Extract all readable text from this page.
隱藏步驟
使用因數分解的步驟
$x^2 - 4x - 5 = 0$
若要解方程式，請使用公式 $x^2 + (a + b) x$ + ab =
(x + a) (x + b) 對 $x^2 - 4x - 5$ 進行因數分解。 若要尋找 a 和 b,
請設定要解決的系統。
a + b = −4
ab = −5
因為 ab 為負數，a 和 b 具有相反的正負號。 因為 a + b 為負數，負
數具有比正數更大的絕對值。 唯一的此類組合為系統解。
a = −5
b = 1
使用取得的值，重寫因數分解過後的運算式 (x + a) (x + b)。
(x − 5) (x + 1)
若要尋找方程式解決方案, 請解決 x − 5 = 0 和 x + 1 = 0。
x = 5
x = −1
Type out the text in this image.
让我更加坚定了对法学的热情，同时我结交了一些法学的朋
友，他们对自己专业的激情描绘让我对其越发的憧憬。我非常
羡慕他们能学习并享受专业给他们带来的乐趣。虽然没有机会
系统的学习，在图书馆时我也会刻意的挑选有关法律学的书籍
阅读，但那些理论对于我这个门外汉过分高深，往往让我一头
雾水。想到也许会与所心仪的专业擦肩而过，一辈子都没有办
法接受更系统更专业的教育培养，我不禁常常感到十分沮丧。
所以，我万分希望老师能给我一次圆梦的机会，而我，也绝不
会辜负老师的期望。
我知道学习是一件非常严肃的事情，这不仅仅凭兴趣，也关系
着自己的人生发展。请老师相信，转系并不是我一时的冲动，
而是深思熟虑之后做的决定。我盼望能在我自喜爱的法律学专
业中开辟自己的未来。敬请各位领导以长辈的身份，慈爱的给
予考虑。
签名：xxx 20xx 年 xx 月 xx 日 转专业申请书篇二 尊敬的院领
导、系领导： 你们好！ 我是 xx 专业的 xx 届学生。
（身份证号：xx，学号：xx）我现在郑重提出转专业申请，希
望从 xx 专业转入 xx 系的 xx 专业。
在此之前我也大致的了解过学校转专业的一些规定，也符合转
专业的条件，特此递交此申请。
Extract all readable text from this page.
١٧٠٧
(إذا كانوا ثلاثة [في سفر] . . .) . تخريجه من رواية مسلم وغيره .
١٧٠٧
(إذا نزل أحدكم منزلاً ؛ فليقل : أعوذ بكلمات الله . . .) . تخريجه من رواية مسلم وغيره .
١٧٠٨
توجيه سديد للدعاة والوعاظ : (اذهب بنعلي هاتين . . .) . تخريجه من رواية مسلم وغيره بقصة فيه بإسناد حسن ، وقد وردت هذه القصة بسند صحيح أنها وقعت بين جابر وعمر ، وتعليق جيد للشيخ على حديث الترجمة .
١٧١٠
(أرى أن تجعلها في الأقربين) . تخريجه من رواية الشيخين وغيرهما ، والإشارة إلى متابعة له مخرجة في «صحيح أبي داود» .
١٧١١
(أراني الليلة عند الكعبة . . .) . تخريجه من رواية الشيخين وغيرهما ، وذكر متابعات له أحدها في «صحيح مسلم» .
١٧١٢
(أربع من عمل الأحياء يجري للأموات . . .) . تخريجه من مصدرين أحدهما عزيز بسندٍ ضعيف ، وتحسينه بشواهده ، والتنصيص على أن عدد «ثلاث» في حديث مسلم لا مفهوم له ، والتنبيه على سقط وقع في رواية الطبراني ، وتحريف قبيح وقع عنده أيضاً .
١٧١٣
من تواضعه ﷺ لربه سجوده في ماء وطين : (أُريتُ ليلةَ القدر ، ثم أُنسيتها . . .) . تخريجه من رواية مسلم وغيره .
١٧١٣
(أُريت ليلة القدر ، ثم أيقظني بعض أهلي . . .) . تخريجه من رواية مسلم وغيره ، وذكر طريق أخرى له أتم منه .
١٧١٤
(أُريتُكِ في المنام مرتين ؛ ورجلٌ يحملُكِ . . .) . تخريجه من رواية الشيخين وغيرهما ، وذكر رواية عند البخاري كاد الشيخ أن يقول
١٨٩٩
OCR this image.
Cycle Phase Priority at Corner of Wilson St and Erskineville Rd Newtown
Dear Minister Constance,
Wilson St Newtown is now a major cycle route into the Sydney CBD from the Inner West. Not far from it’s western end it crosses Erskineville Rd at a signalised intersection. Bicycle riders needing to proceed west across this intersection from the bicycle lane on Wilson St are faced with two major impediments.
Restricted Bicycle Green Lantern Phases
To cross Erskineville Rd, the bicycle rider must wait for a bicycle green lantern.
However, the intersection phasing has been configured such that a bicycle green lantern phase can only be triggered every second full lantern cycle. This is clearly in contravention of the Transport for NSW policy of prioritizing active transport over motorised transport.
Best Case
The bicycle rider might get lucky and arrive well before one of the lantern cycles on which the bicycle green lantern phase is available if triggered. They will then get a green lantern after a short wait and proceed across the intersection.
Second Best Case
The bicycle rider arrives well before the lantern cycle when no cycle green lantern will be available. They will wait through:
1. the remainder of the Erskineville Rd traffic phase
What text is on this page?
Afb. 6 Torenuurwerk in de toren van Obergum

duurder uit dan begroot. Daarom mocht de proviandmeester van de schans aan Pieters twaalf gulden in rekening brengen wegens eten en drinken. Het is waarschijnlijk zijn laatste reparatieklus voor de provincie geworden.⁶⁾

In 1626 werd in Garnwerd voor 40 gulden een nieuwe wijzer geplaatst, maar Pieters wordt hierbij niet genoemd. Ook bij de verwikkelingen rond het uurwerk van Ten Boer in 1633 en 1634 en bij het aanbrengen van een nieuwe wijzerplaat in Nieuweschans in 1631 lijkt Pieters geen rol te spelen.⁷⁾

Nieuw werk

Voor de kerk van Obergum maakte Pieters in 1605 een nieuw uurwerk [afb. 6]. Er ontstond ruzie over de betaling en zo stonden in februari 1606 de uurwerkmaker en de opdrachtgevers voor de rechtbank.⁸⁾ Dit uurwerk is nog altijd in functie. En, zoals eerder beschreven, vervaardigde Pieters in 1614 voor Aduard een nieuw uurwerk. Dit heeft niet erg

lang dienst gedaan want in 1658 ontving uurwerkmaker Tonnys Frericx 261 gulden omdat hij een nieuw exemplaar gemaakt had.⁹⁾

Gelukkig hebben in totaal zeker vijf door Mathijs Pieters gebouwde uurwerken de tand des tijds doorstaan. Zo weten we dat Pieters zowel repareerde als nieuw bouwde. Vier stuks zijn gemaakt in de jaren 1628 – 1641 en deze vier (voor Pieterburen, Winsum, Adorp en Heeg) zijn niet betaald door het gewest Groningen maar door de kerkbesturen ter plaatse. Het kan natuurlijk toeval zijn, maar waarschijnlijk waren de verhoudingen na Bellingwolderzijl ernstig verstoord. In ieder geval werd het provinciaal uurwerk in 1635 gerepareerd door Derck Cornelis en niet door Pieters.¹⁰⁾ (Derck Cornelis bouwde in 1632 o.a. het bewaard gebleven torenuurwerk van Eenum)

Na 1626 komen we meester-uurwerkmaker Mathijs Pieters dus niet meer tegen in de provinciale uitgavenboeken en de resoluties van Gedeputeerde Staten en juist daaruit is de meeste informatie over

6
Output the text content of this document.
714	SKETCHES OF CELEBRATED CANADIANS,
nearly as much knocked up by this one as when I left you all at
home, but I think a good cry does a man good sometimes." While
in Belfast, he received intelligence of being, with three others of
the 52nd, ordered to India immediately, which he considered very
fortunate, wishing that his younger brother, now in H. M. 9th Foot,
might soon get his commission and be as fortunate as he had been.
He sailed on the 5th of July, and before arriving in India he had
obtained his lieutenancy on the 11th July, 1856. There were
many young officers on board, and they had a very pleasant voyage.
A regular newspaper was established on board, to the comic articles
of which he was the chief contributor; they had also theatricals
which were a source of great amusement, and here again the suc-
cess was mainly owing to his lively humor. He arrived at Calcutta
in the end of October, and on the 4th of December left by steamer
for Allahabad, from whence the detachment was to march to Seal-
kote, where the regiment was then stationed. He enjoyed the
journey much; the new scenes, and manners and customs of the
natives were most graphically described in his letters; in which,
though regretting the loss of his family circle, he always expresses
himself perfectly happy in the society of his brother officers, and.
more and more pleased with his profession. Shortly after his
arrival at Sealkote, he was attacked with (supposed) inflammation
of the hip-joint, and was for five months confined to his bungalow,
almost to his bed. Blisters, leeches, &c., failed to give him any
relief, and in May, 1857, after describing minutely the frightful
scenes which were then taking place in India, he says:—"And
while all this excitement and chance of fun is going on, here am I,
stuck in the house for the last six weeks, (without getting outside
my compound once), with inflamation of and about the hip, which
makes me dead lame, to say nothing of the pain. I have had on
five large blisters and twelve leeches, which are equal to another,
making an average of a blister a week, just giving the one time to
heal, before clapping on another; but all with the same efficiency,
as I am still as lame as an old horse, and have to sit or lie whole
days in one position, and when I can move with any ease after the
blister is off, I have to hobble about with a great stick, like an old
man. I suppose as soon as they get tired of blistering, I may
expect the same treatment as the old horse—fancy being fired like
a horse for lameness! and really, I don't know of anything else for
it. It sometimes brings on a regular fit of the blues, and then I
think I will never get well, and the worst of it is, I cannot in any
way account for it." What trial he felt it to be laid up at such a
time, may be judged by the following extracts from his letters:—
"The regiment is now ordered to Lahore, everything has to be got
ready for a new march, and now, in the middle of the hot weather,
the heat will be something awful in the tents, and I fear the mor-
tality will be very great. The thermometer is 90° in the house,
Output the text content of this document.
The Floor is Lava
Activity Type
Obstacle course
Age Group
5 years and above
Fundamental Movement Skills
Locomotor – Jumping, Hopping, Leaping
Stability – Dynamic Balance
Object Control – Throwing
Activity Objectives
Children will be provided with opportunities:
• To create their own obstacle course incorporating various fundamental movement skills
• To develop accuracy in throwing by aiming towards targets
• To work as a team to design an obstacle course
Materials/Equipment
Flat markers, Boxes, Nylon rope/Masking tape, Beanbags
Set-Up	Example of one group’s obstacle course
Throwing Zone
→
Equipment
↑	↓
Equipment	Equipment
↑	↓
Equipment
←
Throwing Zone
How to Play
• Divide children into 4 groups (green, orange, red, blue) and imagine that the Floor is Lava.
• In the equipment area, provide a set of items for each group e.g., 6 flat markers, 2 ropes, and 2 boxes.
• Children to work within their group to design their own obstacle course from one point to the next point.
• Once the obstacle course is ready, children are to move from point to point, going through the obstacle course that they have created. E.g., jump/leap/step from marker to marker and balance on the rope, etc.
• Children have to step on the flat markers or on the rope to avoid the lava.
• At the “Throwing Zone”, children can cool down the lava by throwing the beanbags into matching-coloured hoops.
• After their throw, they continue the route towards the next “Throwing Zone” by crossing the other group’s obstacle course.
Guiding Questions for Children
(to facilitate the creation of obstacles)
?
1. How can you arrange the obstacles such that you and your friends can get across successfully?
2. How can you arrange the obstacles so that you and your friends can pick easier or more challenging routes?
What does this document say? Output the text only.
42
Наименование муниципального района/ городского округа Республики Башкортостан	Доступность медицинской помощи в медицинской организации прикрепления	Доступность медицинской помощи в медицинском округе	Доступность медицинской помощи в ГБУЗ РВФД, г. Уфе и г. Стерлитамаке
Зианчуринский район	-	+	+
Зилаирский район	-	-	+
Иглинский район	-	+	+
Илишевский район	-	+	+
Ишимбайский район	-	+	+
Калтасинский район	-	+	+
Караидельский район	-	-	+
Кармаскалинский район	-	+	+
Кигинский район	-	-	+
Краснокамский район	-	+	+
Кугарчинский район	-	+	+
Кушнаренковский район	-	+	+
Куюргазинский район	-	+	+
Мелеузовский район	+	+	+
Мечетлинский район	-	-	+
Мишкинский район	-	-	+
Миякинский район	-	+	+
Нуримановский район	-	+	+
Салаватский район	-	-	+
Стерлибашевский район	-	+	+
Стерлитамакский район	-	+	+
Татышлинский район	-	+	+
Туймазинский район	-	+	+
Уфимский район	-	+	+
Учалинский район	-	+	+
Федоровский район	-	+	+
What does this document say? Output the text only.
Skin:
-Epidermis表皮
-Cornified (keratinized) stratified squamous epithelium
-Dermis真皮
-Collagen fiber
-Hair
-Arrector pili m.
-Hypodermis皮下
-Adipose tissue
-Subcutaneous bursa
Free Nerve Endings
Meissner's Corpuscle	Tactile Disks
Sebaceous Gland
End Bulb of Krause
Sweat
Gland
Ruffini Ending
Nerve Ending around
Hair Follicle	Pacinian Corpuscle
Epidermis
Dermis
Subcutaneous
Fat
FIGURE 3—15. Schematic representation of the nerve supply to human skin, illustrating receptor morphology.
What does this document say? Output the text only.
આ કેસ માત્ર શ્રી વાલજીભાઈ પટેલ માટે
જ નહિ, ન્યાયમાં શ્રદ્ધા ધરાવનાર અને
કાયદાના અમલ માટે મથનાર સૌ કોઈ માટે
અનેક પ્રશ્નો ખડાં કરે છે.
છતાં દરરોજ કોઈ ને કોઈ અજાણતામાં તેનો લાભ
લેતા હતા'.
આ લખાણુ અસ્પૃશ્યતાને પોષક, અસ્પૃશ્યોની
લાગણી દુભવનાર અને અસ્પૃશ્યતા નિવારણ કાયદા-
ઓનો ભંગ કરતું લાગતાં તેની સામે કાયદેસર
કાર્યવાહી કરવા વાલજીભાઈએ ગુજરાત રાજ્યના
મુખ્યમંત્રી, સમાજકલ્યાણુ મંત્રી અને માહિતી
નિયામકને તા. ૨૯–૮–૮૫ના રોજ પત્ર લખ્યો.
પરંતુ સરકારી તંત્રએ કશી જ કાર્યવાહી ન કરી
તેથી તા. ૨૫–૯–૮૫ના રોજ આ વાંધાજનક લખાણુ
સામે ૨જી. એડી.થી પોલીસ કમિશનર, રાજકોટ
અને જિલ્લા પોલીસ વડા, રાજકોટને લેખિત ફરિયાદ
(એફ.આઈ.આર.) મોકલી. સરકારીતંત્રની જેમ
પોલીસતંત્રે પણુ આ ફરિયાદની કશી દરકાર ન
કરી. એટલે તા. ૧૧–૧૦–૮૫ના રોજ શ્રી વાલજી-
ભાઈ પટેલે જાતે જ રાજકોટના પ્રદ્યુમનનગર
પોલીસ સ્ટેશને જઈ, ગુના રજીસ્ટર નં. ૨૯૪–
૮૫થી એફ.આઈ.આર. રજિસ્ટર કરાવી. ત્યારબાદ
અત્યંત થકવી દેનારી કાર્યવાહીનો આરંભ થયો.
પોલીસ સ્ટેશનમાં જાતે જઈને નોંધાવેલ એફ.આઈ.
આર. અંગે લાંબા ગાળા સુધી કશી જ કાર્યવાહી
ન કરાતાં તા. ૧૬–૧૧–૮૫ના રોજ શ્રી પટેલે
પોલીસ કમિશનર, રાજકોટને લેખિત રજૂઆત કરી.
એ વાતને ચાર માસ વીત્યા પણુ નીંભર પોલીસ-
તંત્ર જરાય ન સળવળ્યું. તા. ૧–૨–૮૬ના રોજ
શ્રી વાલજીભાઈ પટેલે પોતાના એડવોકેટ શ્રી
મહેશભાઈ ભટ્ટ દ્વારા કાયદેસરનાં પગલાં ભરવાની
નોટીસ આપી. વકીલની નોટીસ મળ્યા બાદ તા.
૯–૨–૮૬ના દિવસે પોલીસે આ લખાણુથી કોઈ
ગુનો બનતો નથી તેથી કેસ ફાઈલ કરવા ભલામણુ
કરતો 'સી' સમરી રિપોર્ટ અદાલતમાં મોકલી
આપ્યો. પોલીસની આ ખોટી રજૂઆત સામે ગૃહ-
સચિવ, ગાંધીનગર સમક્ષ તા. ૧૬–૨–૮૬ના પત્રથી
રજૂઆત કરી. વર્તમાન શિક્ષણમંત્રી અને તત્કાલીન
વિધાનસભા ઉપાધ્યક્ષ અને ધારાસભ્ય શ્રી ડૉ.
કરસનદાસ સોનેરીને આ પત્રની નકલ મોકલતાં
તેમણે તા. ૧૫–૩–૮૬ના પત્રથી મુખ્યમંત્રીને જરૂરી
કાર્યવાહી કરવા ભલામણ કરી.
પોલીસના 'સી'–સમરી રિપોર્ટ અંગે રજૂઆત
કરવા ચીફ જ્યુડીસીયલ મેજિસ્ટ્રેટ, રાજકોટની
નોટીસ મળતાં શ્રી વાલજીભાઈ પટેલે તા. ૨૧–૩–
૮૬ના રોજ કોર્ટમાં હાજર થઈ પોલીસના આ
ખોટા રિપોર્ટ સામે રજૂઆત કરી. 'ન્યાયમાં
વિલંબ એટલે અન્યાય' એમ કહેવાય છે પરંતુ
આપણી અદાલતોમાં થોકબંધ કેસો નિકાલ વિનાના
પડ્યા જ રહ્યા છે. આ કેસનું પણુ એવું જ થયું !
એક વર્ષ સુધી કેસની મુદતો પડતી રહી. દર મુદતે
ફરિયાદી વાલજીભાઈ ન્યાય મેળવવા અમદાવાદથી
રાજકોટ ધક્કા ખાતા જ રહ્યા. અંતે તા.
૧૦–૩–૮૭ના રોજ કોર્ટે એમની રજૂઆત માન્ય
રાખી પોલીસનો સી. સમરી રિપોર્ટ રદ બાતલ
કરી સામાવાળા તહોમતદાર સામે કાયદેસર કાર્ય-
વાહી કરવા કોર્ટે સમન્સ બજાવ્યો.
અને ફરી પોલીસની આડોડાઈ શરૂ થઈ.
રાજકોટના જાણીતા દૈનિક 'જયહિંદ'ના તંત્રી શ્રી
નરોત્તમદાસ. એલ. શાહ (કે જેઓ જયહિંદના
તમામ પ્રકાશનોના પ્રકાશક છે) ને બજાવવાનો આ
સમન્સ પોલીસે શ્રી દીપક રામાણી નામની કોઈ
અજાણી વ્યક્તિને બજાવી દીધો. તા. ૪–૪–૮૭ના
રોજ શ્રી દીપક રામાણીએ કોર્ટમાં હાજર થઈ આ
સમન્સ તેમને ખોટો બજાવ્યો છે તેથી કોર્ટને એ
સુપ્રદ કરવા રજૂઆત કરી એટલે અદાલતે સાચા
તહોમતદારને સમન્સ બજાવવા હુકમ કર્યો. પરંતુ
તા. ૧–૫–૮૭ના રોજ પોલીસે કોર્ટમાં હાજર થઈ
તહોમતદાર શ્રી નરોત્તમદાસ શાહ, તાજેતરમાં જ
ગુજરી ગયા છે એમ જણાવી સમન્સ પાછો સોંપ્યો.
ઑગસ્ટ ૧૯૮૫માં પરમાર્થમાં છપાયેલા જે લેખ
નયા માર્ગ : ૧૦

**THE PROBLEM**
Look through the data and show every line containing "image".

**RESULT**
Type out the text in this image.
OCR this image.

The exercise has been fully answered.